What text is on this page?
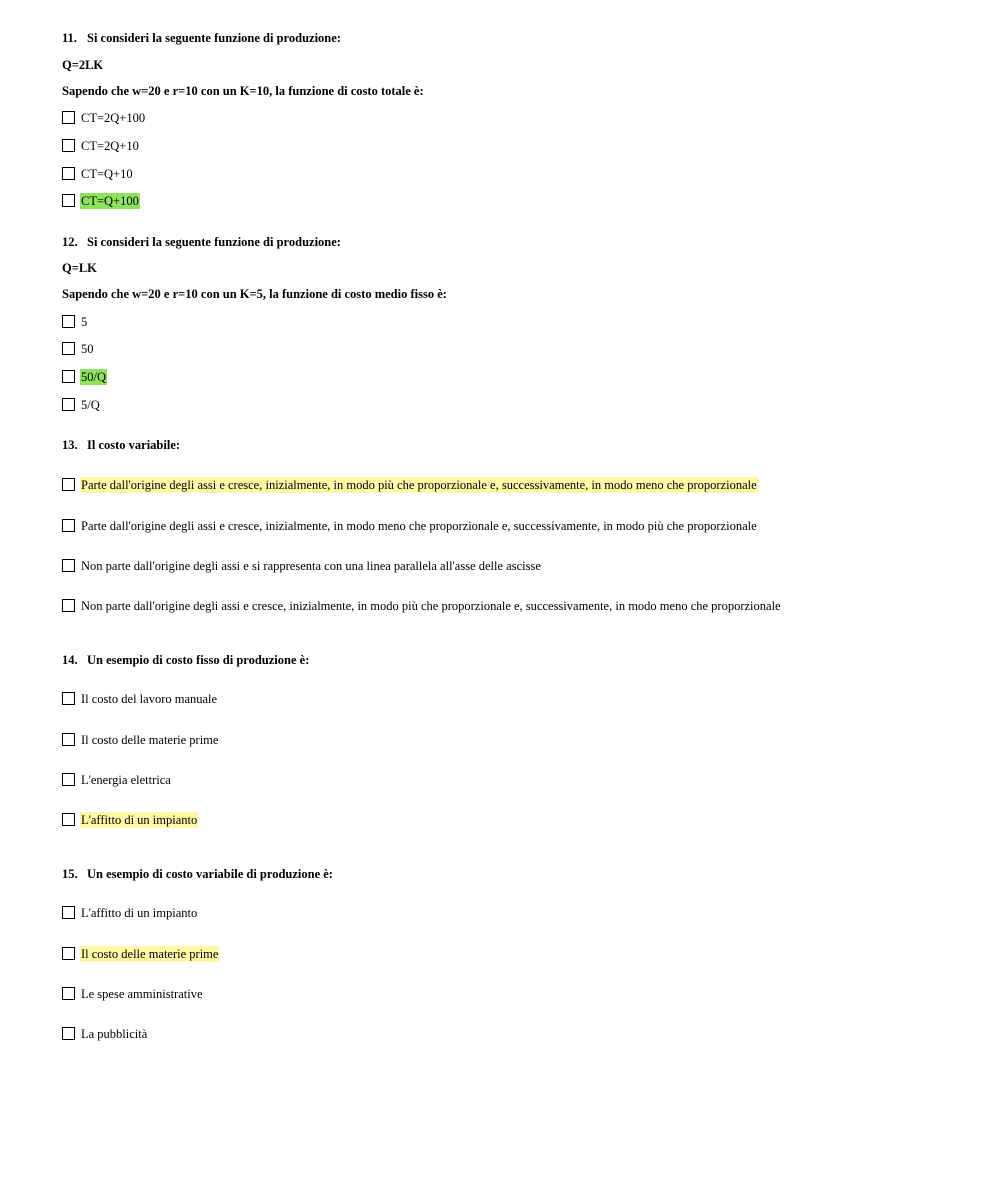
11. Si consideri la seguente funzione di produzione:
Q=2LK
Sapendo che w=20 e r=10 con un K=10, la funzione di costo totale è:
CT=2Q+100
CT=2Q+10
CT=Q+10
CT=Q+100
12. Si consideri la seguente funzione di produzione:
Q=LK
Sapendo che w=20 e r=10 con un K=5, la funzione di costo medio fisso è:
5
50
50/Q
5/Q
13. Il costo variabile:
Parte dall'origine degli assi e cresce, inizialmente, in modo più che proporzionale e, successivamente, in modo meno che proporzionale
Parte dall'origine degli assi e cresce, inizialmente, in modo meno che proporzionale e, successivamente, in modo più che proporzionale
Non parte dall'origine degli assi e si rappresenta con una linea parallela all'asse delle ascisse
Non parte dall'origine degli assi e cresce, inizialmente, in modo più che proporzionale e, successivamente, in modo meno che proporzionale
14. Un esempio di costo fisso di produzione è:
Il costo del lavoro manuale
Il costo delle materie prime
L'energia elettrica
L'affitto di un impianto
15. Un esempio di costo variabile di produzione è:
L'affitto di un impianto
Il costo delle materie prime
Le spese amministrative
La pubblicità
#####
Exclude all images and restate the records above word for word.

What text is on this page?
11. Si consideri la seguente funzione di produzione:
Q=2LK
Sapendo che w=20 e r=10 con un K=10, la funzione di costo totale è:
CT=2Q+100
CT=2Q+10
CT=Q+10
CT=Q+100
12. Si consideri la seguente funzione di produzione:
Q=LK
Sapendo che w=20 e r=10 con un K=5, la funzione di costo medio fisso è:
5
50
50/Q
5/Q
13. Il costo variabile:
Parte dall'origine degli assi e cresce, inizialmente, in modo più che proporzionale e, successivamente, in modo meno che proporzionale
Parte dall'origine degli assi e cresce, inizialmente, in modo meno che proporzionale e, successivamente, in modo più che proporzionale
Non parte dall'origine degli assi e si rappresenta con una linea parallela all'asse delle ascisse
Non parte dall'origine degli assi e cresce, inizialmente, in modo più che proporzionale e, successivamente, in modo meno che proporzionale
14. Un esempio di costo fisso di produzione è:
Il costo del lavoro manuale
Il costo delle materie prime
L'energia elettrica
L'affitto di un impianto
15. Un esempio di costo variabile di produzione è:
L'affitto di un impianto
Il costo delle materie prime
Le spese amministrative
La pubblicità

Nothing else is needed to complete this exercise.